___ Entries shown

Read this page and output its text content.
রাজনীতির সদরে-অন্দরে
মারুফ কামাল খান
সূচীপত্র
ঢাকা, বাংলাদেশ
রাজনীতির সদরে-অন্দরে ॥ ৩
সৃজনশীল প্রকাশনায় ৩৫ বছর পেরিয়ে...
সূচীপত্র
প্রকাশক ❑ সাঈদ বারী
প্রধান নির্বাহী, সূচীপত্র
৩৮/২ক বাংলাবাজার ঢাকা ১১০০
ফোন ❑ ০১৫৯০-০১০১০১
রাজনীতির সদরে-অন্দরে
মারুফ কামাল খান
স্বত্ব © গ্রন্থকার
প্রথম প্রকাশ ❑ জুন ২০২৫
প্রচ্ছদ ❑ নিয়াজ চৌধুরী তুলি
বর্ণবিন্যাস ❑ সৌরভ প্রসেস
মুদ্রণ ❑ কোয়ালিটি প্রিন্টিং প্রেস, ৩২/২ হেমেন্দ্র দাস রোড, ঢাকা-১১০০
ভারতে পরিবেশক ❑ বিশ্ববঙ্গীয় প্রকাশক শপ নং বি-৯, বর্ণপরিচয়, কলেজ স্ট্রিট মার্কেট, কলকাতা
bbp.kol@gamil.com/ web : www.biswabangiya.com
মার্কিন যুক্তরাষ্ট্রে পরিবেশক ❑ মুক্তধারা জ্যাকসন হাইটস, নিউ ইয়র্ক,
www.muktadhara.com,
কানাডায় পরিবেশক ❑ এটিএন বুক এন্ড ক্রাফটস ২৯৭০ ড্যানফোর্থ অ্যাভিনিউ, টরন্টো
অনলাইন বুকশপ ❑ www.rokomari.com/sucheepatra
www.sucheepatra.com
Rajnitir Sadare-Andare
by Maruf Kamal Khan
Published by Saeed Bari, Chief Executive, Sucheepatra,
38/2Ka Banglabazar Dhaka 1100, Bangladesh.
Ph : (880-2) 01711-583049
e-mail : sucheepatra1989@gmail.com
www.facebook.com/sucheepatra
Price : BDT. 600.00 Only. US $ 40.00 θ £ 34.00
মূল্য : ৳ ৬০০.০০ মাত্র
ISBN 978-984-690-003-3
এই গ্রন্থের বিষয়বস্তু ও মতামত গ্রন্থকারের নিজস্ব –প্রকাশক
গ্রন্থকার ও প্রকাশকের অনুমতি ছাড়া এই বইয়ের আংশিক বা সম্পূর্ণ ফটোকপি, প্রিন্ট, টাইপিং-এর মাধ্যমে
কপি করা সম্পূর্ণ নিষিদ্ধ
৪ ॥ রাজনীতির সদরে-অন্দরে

______
___ Entries shown

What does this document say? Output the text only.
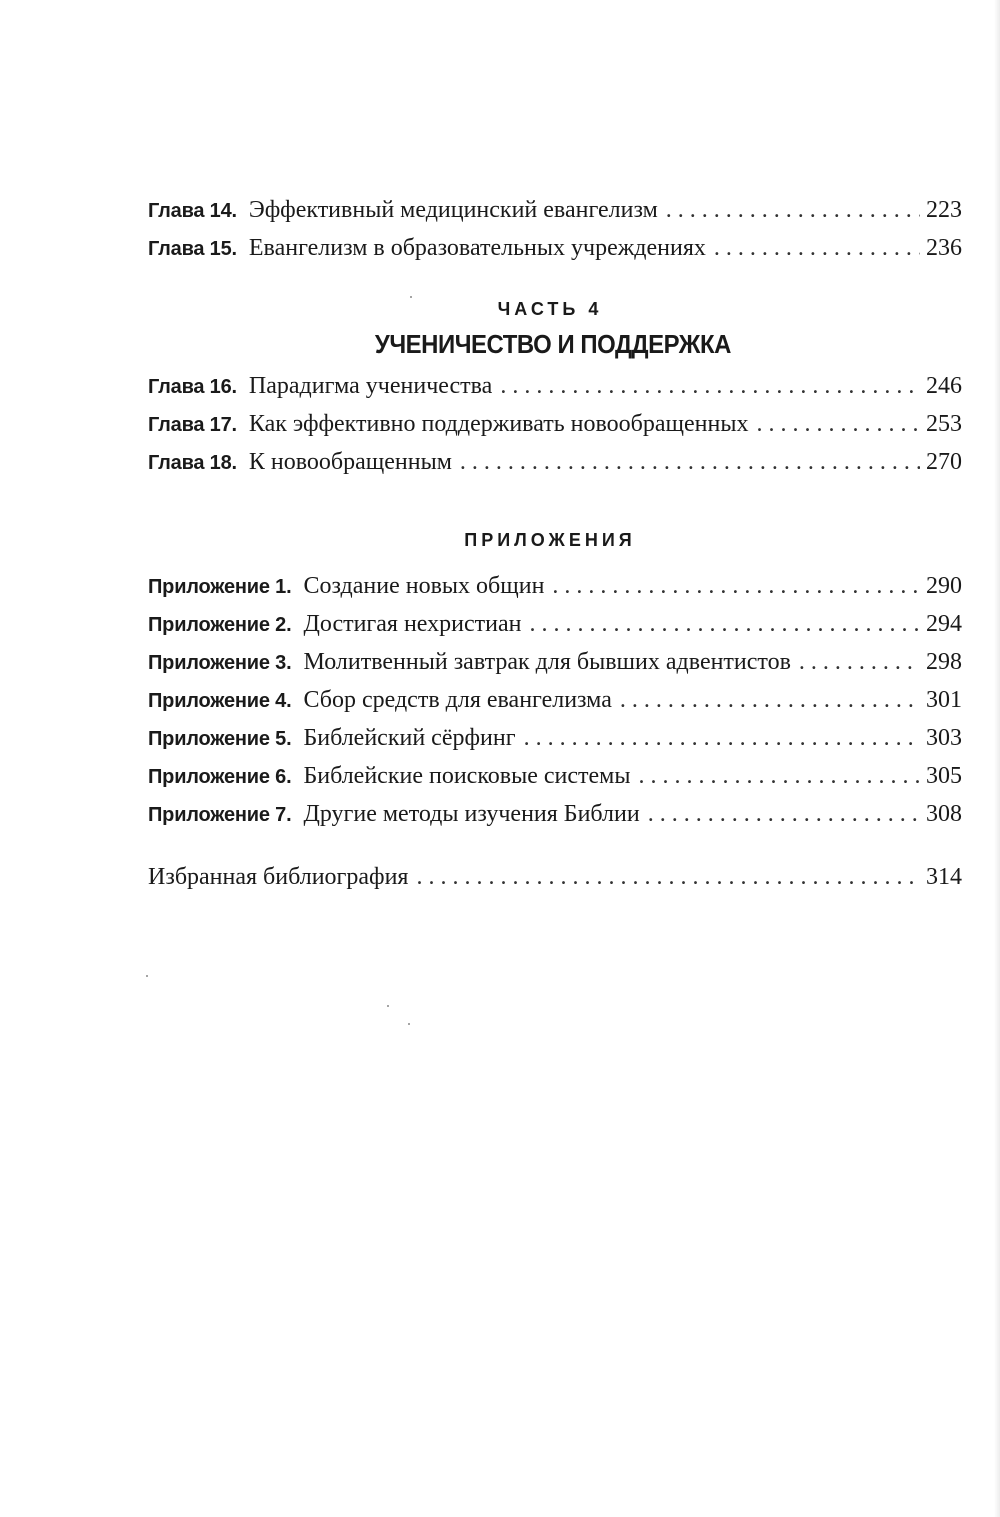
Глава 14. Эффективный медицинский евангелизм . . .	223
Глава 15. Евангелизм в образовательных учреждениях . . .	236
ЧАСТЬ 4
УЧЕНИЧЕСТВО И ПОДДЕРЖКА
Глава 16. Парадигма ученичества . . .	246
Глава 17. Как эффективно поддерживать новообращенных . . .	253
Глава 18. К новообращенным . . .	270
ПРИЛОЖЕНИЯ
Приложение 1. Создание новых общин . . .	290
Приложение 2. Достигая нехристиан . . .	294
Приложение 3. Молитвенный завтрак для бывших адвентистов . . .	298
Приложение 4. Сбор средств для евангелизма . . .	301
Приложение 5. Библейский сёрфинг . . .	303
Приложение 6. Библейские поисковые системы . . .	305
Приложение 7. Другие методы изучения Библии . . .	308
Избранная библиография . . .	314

______

▸ **Objective**: Copy out each line of the listing that holds "text".

▸ **Solved problem**:
Read this page and output its text content.
What does this document say? Output the text only.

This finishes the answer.